Some lines in the listing below may include the string "WEALTHCHARTS". How many are there? Give only the number.

> [DATASET EXTRACT]:
::::::::::

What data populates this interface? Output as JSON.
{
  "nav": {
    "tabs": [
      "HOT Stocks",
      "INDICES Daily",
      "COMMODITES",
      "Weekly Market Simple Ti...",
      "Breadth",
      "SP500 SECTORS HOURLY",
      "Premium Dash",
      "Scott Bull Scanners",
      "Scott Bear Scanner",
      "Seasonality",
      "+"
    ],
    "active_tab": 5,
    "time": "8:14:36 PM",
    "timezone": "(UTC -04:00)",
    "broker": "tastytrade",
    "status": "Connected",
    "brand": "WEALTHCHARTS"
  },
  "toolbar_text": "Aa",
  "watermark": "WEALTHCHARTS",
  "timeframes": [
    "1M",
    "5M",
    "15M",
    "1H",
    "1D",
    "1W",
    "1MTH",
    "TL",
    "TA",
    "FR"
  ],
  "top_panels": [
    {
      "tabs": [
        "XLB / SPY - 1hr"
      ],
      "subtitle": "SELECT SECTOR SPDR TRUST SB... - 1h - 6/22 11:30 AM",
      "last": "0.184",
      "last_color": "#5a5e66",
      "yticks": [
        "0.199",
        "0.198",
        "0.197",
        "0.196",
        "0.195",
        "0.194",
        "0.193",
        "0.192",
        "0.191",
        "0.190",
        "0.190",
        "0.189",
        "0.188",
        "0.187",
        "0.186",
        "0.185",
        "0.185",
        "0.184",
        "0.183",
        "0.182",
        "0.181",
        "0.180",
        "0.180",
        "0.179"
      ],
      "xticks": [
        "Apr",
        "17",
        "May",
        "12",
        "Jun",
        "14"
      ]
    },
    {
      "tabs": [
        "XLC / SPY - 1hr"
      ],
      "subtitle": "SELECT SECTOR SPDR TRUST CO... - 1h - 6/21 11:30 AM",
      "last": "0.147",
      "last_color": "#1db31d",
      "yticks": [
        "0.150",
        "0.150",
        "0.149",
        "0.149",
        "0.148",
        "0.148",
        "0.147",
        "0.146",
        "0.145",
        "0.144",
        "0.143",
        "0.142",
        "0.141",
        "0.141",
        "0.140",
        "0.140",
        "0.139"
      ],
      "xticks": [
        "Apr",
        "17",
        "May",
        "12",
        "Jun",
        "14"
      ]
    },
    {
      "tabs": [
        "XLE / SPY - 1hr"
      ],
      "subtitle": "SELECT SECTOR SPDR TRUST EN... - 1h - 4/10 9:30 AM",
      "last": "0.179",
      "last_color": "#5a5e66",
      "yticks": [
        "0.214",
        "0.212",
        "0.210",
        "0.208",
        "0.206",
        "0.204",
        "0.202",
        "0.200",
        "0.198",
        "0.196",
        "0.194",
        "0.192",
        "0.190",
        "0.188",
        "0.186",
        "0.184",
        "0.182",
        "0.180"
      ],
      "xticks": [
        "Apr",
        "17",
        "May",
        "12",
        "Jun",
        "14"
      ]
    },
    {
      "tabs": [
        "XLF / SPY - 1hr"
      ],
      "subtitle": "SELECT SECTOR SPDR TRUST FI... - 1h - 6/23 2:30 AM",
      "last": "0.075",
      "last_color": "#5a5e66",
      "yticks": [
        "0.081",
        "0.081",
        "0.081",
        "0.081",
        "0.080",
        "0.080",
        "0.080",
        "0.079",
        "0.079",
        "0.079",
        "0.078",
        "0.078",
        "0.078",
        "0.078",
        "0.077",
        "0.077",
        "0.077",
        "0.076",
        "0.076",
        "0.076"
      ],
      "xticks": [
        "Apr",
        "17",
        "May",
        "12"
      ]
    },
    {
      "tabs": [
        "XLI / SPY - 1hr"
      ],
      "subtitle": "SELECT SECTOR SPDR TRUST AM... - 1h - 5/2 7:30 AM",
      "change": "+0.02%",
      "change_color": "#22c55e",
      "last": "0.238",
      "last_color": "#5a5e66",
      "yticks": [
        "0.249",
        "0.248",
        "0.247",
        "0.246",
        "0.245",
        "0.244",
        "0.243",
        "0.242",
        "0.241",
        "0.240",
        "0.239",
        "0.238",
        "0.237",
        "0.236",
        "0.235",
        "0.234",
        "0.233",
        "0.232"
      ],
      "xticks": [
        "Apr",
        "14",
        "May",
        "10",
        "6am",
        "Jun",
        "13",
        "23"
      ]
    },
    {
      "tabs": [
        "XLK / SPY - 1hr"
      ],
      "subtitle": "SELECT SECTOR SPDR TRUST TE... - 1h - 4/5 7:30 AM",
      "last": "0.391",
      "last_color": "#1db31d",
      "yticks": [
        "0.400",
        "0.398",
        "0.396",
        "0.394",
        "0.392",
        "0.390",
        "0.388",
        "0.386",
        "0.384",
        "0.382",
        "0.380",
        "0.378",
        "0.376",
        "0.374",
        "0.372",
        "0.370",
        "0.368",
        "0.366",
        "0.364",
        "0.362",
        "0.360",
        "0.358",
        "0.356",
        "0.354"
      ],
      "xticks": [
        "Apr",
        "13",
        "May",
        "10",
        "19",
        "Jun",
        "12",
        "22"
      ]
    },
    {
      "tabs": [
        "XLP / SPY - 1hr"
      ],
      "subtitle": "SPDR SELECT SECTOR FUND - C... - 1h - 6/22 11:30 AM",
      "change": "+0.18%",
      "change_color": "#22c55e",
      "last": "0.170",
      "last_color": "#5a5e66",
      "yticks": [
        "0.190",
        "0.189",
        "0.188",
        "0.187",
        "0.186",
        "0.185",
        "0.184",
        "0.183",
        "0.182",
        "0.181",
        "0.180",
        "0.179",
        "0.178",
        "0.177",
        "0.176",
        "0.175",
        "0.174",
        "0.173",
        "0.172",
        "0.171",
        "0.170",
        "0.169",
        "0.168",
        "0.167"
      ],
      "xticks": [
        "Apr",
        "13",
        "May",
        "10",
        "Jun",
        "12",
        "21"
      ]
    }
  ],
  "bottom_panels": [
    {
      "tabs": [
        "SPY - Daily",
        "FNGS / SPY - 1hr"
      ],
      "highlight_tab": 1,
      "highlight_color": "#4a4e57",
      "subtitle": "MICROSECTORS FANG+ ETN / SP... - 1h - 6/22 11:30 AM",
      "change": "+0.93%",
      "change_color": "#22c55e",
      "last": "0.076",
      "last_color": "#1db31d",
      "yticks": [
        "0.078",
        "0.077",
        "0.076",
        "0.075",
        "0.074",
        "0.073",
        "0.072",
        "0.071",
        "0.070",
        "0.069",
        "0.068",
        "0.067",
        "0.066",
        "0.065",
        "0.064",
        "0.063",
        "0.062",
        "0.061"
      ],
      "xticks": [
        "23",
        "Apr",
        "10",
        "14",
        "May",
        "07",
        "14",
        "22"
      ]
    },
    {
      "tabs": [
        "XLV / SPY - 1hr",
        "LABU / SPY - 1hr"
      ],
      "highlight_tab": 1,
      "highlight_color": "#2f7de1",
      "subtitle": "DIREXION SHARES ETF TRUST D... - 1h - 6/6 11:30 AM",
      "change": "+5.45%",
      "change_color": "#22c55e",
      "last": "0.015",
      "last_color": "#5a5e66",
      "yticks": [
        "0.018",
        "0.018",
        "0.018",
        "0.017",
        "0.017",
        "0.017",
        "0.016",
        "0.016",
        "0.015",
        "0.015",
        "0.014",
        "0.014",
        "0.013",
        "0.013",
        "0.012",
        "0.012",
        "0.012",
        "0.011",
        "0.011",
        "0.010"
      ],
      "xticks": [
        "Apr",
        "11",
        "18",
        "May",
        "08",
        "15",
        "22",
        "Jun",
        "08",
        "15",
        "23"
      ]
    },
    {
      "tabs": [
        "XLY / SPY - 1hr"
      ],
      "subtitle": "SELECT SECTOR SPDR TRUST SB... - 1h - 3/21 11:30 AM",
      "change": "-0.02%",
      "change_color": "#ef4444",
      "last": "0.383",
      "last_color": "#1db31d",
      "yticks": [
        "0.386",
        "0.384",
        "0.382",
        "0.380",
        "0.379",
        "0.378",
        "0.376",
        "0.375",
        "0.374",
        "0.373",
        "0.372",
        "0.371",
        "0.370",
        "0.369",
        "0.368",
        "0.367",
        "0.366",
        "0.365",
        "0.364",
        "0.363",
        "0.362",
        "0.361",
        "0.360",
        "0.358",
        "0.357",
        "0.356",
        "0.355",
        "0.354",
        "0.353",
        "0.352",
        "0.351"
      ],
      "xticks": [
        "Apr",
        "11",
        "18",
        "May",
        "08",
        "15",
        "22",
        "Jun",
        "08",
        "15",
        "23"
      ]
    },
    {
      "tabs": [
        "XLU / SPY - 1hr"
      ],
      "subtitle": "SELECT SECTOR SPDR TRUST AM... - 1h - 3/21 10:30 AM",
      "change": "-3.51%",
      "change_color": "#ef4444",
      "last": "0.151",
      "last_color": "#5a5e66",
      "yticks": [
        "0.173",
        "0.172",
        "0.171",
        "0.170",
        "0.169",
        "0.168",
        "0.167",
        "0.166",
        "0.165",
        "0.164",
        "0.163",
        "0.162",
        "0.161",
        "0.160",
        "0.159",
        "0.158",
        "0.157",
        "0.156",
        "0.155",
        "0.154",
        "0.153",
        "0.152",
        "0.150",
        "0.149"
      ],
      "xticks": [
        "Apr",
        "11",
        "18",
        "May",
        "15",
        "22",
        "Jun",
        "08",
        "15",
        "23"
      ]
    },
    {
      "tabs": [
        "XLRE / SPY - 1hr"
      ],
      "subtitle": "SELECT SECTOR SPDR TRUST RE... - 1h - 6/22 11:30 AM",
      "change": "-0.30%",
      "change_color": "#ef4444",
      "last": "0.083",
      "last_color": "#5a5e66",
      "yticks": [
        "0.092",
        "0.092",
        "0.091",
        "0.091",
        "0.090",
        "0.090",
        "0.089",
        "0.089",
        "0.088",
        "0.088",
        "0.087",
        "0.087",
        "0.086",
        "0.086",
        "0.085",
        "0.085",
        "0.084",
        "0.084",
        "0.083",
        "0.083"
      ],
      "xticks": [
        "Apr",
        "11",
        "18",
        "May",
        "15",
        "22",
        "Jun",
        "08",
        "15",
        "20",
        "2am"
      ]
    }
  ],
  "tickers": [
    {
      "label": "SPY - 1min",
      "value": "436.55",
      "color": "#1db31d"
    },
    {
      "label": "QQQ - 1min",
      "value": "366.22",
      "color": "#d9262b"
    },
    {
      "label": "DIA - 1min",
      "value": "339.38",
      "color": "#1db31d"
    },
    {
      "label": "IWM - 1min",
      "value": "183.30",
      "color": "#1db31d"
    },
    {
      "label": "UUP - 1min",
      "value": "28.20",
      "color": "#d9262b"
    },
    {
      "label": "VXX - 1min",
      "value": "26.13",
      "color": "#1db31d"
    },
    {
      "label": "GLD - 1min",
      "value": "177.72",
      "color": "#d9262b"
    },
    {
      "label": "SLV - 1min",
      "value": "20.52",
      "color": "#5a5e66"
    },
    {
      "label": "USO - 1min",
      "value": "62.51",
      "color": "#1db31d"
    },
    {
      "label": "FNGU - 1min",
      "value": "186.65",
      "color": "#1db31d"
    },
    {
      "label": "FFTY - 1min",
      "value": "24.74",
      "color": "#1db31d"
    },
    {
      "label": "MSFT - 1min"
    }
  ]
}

::::::::::

> [TASK ANSWER]: 2